* **What the exercise asks**: Format every line in the rows below as a JSON list of strings, one string per line, leaving out blank lines.
━━━ Listed records
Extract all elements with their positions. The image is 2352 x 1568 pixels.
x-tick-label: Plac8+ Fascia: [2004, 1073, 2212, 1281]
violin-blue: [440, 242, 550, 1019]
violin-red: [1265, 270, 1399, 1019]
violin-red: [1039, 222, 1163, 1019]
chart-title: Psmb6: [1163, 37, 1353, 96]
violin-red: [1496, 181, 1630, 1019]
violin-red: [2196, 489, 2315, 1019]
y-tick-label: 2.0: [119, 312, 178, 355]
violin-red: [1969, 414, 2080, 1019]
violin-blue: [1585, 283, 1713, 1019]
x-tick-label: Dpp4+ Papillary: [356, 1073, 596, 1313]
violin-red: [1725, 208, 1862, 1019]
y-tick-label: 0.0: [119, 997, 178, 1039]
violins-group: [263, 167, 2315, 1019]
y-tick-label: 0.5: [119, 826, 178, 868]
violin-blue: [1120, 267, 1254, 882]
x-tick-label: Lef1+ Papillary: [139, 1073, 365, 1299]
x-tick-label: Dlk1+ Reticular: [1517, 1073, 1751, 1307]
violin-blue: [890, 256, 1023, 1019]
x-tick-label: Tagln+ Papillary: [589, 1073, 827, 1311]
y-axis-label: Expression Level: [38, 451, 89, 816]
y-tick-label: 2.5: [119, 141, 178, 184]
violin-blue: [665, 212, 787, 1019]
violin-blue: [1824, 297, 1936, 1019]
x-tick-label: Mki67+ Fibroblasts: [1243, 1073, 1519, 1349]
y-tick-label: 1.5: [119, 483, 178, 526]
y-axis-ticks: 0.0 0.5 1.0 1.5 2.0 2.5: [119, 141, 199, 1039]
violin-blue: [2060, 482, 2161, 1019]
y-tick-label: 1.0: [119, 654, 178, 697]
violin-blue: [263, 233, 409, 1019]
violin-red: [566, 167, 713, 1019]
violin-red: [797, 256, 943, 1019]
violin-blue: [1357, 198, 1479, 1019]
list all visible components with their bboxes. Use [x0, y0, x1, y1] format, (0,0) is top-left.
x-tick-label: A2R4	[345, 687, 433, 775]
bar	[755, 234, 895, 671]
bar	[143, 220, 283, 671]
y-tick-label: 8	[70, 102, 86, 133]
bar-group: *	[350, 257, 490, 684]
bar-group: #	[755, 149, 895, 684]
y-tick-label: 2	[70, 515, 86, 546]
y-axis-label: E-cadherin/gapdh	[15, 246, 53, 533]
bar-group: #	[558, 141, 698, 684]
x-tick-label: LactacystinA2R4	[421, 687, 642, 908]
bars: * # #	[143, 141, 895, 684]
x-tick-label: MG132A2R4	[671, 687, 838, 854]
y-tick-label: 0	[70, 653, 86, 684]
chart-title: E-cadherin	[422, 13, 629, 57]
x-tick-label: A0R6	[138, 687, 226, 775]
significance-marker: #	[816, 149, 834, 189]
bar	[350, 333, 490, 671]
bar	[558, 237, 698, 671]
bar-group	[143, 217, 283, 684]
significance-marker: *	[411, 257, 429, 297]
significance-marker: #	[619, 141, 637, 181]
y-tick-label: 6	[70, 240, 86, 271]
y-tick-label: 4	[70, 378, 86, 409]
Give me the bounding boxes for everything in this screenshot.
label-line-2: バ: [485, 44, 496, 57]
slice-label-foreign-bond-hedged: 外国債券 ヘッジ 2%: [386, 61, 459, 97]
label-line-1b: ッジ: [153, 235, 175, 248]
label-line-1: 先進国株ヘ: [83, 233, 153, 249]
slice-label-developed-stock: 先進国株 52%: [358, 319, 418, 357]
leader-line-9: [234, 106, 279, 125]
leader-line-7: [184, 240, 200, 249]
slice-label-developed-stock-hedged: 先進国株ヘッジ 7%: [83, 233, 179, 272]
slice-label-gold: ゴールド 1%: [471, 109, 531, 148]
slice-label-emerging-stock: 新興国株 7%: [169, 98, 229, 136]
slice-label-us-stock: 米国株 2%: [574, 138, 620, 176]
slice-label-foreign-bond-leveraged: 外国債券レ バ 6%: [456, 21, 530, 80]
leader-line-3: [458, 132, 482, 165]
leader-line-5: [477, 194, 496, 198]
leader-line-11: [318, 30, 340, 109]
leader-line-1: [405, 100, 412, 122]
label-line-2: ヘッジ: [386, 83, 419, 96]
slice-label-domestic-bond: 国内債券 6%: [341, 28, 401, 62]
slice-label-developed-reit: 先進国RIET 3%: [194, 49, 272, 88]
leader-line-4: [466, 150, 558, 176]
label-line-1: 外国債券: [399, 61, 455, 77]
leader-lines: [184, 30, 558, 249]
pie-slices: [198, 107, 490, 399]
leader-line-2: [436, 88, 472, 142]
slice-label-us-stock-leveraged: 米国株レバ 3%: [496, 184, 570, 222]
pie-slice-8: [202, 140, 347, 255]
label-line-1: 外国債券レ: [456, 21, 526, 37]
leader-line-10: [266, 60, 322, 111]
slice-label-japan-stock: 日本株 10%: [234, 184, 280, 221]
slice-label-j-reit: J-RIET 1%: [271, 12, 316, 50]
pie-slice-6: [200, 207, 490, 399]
━━━━━━
* **Response to the exercise**:
[
  "Extract all elements with their positions. The image is 2352 x 1568 pixels.",
  "x-tick-label: Plac8+ Fascia: [2004, 1073, 2212, 1281]",
  "violin-blue: [440, 242, 550, 1019]",
  "violin-red: [1265, 270, 1399, 1019]",
  "violin-red: [1039, 222, 1163, 1019]",
  "chart-title: Psmb6: [1163, 37, 1353, 96]",
  "violin-red: [1496, 181, 1630, 1019]",
  "violin-red: [2196, 489, 2315, 1019]",
  "y-tick-label: 2.0: [119, 312, 178, 355]",
  "violin-red: [1969, 414, 2080, 1019]",
  "violin-blue: [1585, 283, 1713, 1019]",
  "x-tick-label: Dpp4+ Papillary: [356, 1073, 596, 1313]",
  "violin-red: [1725, 208, 1862, 1019]",
  "y-tick-label: 0.0: [119, 997, 178, 1039]",
  "violins-group: [263, 167, 2315, 1019]",
  "y-tick-label: 0.5: [119, 826, 178, 868]",
  "violin-blue: [1120, 267, 1254, 882]",
  "x-tick-label: Lef1+ Papillary: [139, 1073, 365, 1299]",
  "x-tick-label: Dlk1+ Reticular: [1517, 1073, 1751, 1307]",
  "violin-blue: [890, 256, 1023, 1019]",
  "x-tick-label: Tagln+ Papillary: [589, 1073, 827, 1311]",
  "y-axis-label: Expression Level: [38, 451, 89, 816]",
  "y-tick-label: 2.5: [119, 141, 178, 184]",
  "violin-blue: [665, 212, 787, 1019]",
  "violin-blue: [1824, 297, 1936, 1019]",
  "x-tick-label: Mki67+ Fibroblasts: [1243, 1073, 1519, 1349]",
  "y-tick-label: 1.5: [119, 483, 178, 526]",
  "y-axis-ticks: 0.0 0.5 1.0 1.5 2.0 2.5: [119, 141, 199, 1039]",
  "violin-blue: [2060, 482, 2161, 1019]",
  "y-tick-label: 1.0: [119, 654, 178, 697]",
  "violin-blue: [263, 233, 409, 1019]",
  "violin-red: [566, 167, 713, 1019]",
  "violin-red: [797, 256, 943, 1019]",
  "violin-blue: [1357, 198, 1479, 1019]",
  "list all visible components with their bboxes. Use [x0, y0, x1, y1] format, (0,0) is top-left.",
  "x-tick-label: A2R4\t[345, 687, 433, 775]",
  "bar\t[755, 234, 895, 671]",
  "bar\t[143, 220, 283, 671]",
  "y-tick-label: 8\t[70, 102, 86, 133]",
  "bar-group: *\t[350, 257, 490, 684]",
  "bar-group: #\t[755, 149, 895, 684]",
  "y-tick-label: 2\t[70, 515, 86, 546]",
  "y-axis-label: E-cadherin/gapdh\t[15, 246, 53, 533]",
  "bar-group: #\t[558, 141, 698, 684]",
  "x-tick-label: LactacystinA2R4\t[421, 687, 642, 908]",
  "bars: * # #\t[143, 141, 895, 684]",
  "x-tick-label: MG132A2R4\t[671, 687, 838, 854]",
  "y-tick-label: 0\t[70, 653, 86, 684]",
  "chart-title: E-cadherin\t[422, 13, 629, 57]",
  "x-tick-label: A0R6\t[138, 687, 226, 775]",
  "significance-marker: #\t[816, 149, 834, 189]",
  "bar\t[350, 333, 490, 671]",
  "bar\t[558, 237, 698, 671]",
  "bar-group\t[143, 217, 283, 684]",
  "significance-marker: *\t[411, 257, 429, 297]",
  "significance-marker: #\t[619, 141, 637, 181]",
  "y-tick-label: 6\t[70, 240, 86, 271]",
  "y-tick-label: 4\t[70, 378, 86, 409]",
  "Give me the bounding boxes for everything in this screenshot.",
  "label-line-2: バ: [485, 44, 496, 57]",
  "slice-label-foreign-bond-hedged: 外国債券 ヘッジ 2%: [386, 61, 459, 97]",
  "label-line-1b: ッジ: [153, 235, 175, 248]",
  "label-line-1: 先進国株ヘ: [83, 233, 153, 249]",
  "slice-label-developed-stock: 先進国株 52%: [358, 319, 418, 357]",
  "leader-line-9: [234, 106, 279, 125]",
  "leader-line-7: [184, 240, 200, 249]",
  "slice-label-developed-stock-hedged: 先進国株ヘッジ 7%: [83, 233, 179, 272]",
  "slice-label-gold: ゴールド 1%: [471, 109, 531, 148]",
  "slice-label-emerging-stock: 新興国株 7%: [169, 98, 229, 136]",
  "slice-label-us-stock: 米国株 2%: [574, 138, 620, 176]",
  "slice-label-foreign-bond-leveraged: 外国債券レ バ 6%: [456, 21, 530, 80]",
  "leader-line-3: [458, 132, 482, 165]",
  "leader-line-5: [477, 194, 496, 198]",
  "leader-line-11: [318, 30, 340, 109]",
  "leader-line-1: [405, 100, 412, 122]",
  "label-line-2: ヘッジ: [386, 83, 419, 96]",
  "slice-label-domestic-bond: 国内債券 6%: [341, 28, 401, 62]",
  "slice-label-developed-reit: 先進国RIET 3%: [194, 49, 272, 88]",
  "leader-line-4: [466, 150, 558, 176]",
  "label-line-1: 外国債券: [399, 61, 455, 77]",
  "leader-lines: [184, 30, 558, 249]",
  "pie-slices: [198, 107, 490, 399]",
  "leader-line-2: [436, 88, 472, 142]",
  "slice-label-us-stock-leveraged: 米国株レバ 3%: [496, 184, 570, 222]",
  "pie-slice-8: [202, 140, 347, 255]",
  "label-line-1: 外国債券レ: [456, 21, 526, 37]",
  "leader-line-10: [266, 60, 322, 111]",
  "slice-label-japan-stock: 日本株 10%: [234, 184, 280, 221]",
  "slice-label-j-reit: J-RIET 1%: [271, 12, 316, 50]",
  "pie-slice-6: [200, 207, 490, 399]"
]